- Aangeleverde tekst:
···

Na het verstrijken van de hersteltermijn dient de overtreding beëindigd te zijn. Ter controle hiervan kan de handhaver schriftelijke bewijsstukken opvragen dan wel opdracht geven voor een nader onderzoek (herinspectie). Is de overtreding niet beëindigd, dan zal een volgende stap worden ingezet.

 

Stap 2: last onder dwangsom of last onder bestuursdwang (Artikel 125, tweede lid Gemeentewet en artikel 5:32 Algemene wet bestuursrecht)

 

De algemene bestuursdwangbevoegdheid is neergelegd in artikel 125 van de Gemeentewet. In gevallen waarin het bestuursorgaan de mogelijkheid heeft om zelf de overtreding te beëindigen (op kosten van de overtreder) kan een last onder bestuursdwang opgelegd worden.

De bevoegdheid tot het opleggen van een last onder dwangsom is een van de bestuursdwangbevoegdheid afgeleide bevoegdheid; neergelegd in artikel 5:32 Awb.

···

- Gegevens voor detectie van documentindeling:
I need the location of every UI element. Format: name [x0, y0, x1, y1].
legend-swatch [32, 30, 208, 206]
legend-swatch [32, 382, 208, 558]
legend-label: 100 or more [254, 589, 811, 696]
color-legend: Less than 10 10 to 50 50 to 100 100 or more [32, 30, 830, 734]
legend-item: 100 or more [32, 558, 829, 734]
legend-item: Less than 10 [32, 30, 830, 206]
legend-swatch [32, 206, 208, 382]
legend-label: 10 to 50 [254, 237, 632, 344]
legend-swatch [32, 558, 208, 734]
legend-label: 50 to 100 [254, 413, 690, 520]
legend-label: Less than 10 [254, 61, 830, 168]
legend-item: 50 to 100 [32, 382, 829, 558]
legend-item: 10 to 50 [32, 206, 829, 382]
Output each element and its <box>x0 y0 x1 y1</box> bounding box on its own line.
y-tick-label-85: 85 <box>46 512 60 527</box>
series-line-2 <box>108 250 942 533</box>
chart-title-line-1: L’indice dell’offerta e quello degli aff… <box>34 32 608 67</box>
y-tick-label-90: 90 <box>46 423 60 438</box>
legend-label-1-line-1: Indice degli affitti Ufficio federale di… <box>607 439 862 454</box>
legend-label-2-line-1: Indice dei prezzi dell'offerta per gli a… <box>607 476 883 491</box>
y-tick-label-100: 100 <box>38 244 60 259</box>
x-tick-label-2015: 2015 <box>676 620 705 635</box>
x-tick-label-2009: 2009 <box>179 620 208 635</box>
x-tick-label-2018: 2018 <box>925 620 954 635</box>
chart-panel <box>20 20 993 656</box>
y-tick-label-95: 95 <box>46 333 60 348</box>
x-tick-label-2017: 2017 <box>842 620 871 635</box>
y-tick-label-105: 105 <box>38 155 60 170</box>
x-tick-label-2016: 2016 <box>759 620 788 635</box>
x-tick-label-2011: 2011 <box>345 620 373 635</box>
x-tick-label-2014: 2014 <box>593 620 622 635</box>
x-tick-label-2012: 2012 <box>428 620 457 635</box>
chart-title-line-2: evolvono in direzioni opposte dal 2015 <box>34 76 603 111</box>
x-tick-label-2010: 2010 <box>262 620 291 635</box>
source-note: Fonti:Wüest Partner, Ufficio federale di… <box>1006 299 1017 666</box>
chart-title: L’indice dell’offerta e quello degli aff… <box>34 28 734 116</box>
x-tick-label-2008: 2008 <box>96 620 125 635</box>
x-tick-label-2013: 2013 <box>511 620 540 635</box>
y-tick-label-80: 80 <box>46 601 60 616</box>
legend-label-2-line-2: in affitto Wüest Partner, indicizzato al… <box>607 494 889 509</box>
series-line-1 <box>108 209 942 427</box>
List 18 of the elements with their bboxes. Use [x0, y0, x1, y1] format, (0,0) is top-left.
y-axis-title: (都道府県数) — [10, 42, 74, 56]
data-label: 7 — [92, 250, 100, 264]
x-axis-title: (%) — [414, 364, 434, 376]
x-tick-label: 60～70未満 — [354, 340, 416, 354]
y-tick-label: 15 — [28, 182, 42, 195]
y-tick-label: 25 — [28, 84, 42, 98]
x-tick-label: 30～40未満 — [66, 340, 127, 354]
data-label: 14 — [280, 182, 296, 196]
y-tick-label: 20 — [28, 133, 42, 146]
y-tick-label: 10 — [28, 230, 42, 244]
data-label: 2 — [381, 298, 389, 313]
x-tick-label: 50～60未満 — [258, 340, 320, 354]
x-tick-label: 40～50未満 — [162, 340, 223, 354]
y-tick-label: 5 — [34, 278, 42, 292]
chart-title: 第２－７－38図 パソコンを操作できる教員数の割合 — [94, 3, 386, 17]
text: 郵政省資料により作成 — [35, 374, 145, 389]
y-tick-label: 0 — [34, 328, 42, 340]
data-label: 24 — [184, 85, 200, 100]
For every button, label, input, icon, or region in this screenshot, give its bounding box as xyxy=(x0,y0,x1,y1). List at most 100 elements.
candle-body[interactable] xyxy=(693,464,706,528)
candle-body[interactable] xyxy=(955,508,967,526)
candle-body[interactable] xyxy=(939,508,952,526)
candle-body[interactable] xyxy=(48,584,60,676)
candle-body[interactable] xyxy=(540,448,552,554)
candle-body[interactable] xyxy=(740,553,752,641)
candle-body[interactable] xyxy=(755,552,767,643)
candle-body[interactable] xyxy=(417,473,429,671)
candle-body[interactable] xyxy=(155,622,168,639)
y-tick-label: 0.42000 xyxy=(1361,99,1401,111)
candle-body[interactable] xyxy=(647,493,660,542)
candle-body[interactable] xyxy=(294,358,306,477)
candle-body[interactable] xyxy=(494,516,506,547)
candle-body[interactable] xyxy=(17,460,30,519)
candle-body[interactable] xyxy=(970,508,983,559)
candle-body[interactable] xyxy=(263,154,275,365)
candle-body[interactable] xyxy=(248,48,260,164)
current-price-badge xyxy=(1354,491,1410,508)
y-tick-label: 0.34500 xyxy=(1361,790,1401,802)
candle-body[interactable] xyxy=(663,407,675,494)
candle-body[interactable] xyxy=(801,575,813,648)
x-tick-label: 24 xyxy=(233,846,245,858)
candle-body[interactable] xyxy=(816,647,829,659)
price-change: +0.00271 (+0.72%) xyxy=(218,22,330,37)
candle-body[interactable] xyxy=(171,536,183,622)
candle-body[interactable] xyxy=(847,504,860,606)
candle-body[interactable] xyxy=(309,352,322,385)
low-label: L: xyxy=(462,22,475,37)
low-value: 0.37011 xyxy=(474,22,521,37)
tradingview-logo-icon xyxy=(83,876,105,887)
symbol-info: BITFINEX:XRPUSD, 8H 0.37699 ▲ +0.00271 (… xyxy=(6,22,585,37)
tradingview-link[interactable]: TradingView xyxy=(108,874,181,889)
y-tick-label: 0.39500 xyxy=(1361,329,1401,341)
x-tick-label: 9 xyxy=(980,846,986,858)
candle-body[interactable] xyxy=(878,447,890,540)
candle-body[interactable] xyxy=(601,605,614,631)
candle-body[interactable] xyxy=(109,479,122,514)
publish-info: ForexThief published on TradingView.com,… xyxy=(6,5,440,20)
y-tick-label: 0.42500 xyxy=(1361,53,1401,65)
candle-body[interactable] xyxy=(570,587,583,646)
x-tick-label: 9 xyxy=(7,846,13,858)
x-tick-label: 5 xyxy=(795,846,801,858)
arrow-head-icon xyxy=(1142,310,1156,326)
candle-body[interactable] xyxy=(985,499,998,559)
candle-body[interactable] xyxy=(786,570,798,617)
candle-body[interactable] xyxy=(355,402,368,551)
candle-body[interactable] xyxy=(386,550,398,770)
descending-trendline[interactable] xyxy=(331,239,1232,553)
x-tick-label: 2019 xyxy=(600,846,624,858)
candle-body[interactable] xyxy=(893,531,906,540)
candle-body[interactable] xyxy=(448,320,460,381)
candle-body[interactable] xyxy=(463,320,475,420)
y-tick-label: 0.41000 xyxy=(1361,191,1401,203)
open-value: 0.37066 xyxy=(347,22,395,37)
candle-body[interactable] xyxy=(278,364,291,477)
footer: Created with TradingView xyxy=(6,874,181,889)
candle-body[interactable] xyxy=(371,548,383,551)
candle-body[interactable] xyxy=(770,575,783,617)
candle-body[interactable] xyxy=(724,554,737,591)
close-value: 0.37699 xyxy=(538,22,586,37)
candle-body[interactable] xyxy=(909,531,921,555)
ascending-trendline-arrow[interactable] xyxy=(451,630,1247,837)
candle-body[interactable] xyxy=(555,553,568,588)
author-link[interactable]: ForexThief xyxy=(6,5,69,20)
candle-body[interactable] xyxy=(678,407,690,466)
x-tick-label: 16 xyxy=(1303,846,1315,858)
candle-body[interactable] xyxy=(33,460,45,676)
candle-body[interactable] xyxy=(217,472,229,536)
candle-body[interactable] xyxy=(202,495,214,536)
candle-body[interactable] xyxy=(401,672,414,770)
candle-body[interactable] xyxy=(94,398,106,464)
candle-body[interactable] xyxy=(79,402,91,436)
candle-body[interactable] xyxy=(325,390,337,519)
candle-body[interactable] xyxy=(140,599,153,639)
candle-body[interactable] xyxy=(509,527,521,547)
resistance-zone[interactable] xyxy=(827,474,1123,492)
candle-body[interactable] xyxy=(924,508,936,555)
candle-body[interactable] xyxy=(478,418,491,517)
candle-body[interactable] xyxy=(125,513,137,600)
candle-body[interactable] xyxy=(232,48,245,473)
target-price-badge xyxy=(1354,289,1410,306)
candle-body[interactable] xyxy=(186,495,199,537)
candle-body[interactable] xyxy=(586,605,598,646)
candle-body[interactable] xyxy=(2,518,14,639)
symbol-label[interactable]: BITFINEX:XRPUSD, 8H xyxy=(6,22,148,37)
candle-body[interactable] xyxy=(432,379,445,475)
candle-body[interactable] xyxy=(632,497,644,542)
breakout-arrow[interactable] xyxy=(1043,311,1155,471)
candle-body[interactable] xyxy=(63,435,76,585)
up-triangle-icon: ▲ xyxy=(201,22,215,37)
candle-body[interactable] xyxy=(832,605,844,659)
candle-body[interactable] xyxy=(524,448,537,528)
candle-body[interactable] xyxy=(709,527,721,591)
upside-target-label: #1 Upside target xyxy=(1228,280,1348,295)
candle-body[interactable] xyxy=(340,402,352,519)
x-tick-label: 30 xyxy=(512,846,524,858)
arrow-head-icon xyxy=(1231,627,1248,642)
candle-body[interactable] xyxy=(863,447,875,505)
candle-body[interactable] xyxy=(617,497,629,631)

···

- Opdracht A: In welk artikel van de Gemeentewet ligt volgens de tekst over handhaving de algemene bestuursdwangbevoegdheid vast?
- Opdracht B: Geef uit de tekst over handhaving letterlijk het stuk terug van "Na het verstrijken" tot en met "bestuursdwang opgelegd worden.".

- Resultaat A: In artikel 125 van de Gemeentewet.

- Resultaat B:
Na het verstrijken van de hersteltermijn dient de overtreding beëindigd te zijn. Ter controle hiervan kan de handhaver schriftelijke bewijsstukken opvragen dan wel opdracht geven voor een nader onderzoek (herinspectie). Is de overtreding niet beëindigd, dan zal een volgende stap worden ingezet.

 

Stap 2: last onder dwangsom of last onder bestuursdwang (Artikel 125, tweede lid Gemeentewet en artikel 5:32 Algemene wet bestuursrecht)

 

De algemene bestuursdwangbevoegdheid is neergelegd in artikel 125 van de Gemeentewet. In gevallen waarin het bestuursorgaan de mogelijkheid heeft om zelf de overtreding te beëindigen (op kosten van de overtreder) kan een last onder bestuursdwang opgelegd worden.